— BEGIN Dataset records —

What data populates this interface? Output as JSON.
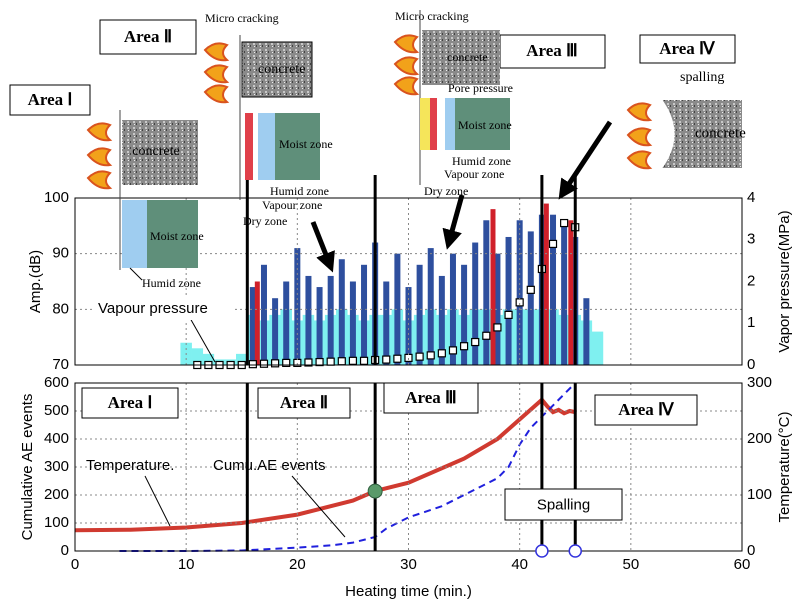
{
  "chart_data": [
    {
      "type": "combo",
      "ylabel": "Amp.(dB)",
      "y2label": "Vapor pressure(MPa)",
      "xlim": [
        0,
        60
      ],
      "xticks": [
        0,
        10,
        20,
        30,
        40,
        50,
        60
      ],
      "xtick_labels": false,
      "ylim": [
        70,
        100
      ],
      "yticks": [
        70,
        80,
        90,
        100
      ],
      "y2lim": [
        0,
        4
      ],
      "y2ticks": [
        0,
        1,
        2,
        3,
        4
      ],
      "grid": true,
      "boundaries": [
        15.5,
        27,
        42,
        45
      ],
      "series": [
        {
          "type": "bar",
          "color": "#7ff0f0",
          "x": [
            10,
            11,
            12,
            13,
            14,
            15,
            16,
            17,
            18,
            19,
            20,
            21,
            22,
            23,
            24,
            25,
            26,
            27,
            28,
            29,
            30,
            31,
            32,
            33,
            34,
            35,
            36,
            37,
            38,
            39,
            40,
            41,
            42,
            43,
            44,
            45,
            46,
            47
          ],
          "values": [
            74,
            73,
            72,
            71,
            71,
            72,
            79,
            78,
            79,
            80,
            78,
            79,
            78,
            79,
            80,
            79,
            78,
            79,
            79,
            80,
            78,
            79,
            80,
            79,
            80,
            79,
            80,
            80,
            79,
            80,
            80,
            80,
            80,
            80,
            79,
            79,
            78,
            76
          ]
        },
        {
          "type": "bar",
          "color": "#2e4f9e",
          "x": [
            16,
            17,
            18,
            19,
            20,
            21,
            22,
            23,
            24,
            25,
            26,
            27,
            28,
            29,
            30,
            31,
            32,
            33,
            34,
            35,
            36,
            37,
            38,
            39,
            40,
            41,
            42,
            43,
            44,
            45,
            46
          ],
          "values": [
            84,
            88,
            82,
            85,
            91,
            86,
            84,
            86,
            89,
            85,
            88,
            92,
            85,
            90,
            84,
            88,
            91,
            86,
            90,
            88,
            92,
            96,
            90,
            93,
            96,
            94,
            97,
            97,
            96,
            93,
            82
          ]
        },
        {
          "type": "bar",
          "color": "#d0202a",
          "x": [
            16.4,
            37.6,
            42.4,
            44.6
          ],
          "values": [
            85,
            98,
            99,
            96
          ]
        },
        {
          "type": "line",
          "name": "Vapour pressure",
          "axis": "y2",
          "color": "#000000",
          "x": [
            11,
            12,
            13,
            14,
            15,
            16,
            17,
            18,
            19,
            20,
            21,
            22,
            23,
            24,
            25,
            26,
            27,
            28,
            29,
            30,
            31,
            32,
            33,
            34,
            35,
            36,
            37,
            38,
            39,
            40,
            41,
            42,
            43,
            44,
            45
          ],
          "values": [
            0,
            0,
            0,
            0,
            0,
            0.02,
            0.03,
            0.04,
            0.05,
            0.05,
            0.06,
            0.07,
            0.08,
            0.09,
            0.1,
            0.1,
            0.12,
            0.13,
            0.15,
            0.17,
            0.2,
            0.23,
            0.28,
            0.35,
            0.45,
            0.55,
            0.7,
            0.9,
            1.2,
            1.5,
            1.8,
            2.3,
            2.9,
            3.4,
            3.3
          ]
        }
      ]
    },
    {
      "type": "combo",
      "xlabel": "Heating time (min.)",
      "ylabel": "Cumulative AE events",
      "y2label": "Temperature(°C)",
      "xlim": [
        0,
        60
      ],
      "xticks": [
        0,
        10,
        20,
        30,
        40,
        50,
        60
      ],
      "xtick_labels": true,
      "ylim": [
        0,
        600
      ],
      "yticks": [
        0,
        100,
        200,
        300,
        400,
        500,
        600
      ],
      "y2lim": [
        0,
        300
      ],
      "y2ticks": [
        0,
        100,
        200,
        300
      ],
      "grid": true,
      "boundaries": [
        15.5,
        27,
        42,
        45
      ],
      "series": [
        {
          "type": "line",
          "name": "Temperature.",
          "axis": "y2",
          "color": "#d03a30",
          "x": [
            0,
            5,
            10,
            15,
            20,
            25,
            27,
            30,
            35,
            38,
            40,
            42,
            42.5,
            43,
            43.5,
            44,
            44.5,
            45
          ],
          "values": [
            37,
            38,
            42,
            50,
            65,
            90,
            107,
            122,
            165,
            200,
            235,
            270,
            258,
            248,
            252,
            246,
            250,
            248
          ]
        },
        {
          "type": "line",
          "name": "Cumu.AE events",
          "color": "#2020dd",
          "dashed": true,
          "x": [
            4,
            10,
            15,
            18,
            20,
            23,
            25,
            27,
            28,
            30,
            33,
            35,
            37,
            38,
            39,
            40,
            41,
            42,
            43,
            44,
            45
          ],
          "values": [
            0,
            0,
            2,
            8,
            12,
            20,
            30,
            50,
            80,
            120,
            160,
            200,
            240,
            260,
            300,
            380,
            440,
            480,
            520,
            560,
            600
          ]
        }
      ],
      "annotations": [
        "Area Ⅰ",
        "Area Ⅱ",
        "Area Ⅲ",
        "Area Ⅳ",
        "Spalling"
      ]
    }
  ],
  "diagrams": [
    {
      "title": "Area Ⅰ",
      "labels": [
        "concrete",
        "Moist zone",
        "Humid zone"
      ]
    },
    {
      "title": "Area Ⅱ",
      "labels": [
        "Micro cracking",
        "concrete",
        "Moist zone",
        "Humid zone",
        "Vapour zone",
        "Dry zone"
      ]
    },
    {
      "title": "Area Ⅲ",
      "labels": [
        "Micro cracking",
        "concrete",
        "Pore pressure",
        "Moist zone",
        "Humid zone",
        "Vapour zone",
        "Dry zone"
      ]
    },
    {
      "title": "Area Ⅳ",
      "labels": [
        "spalling",
        "concrete"
      ]
    }
  ]
}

— END Dataset records —

— Prompt —
From the data, pick out every line that includes "Temperature".

— Expected answer —
      "y2label": "Temperature(°C)",
          "name": "Temperature.",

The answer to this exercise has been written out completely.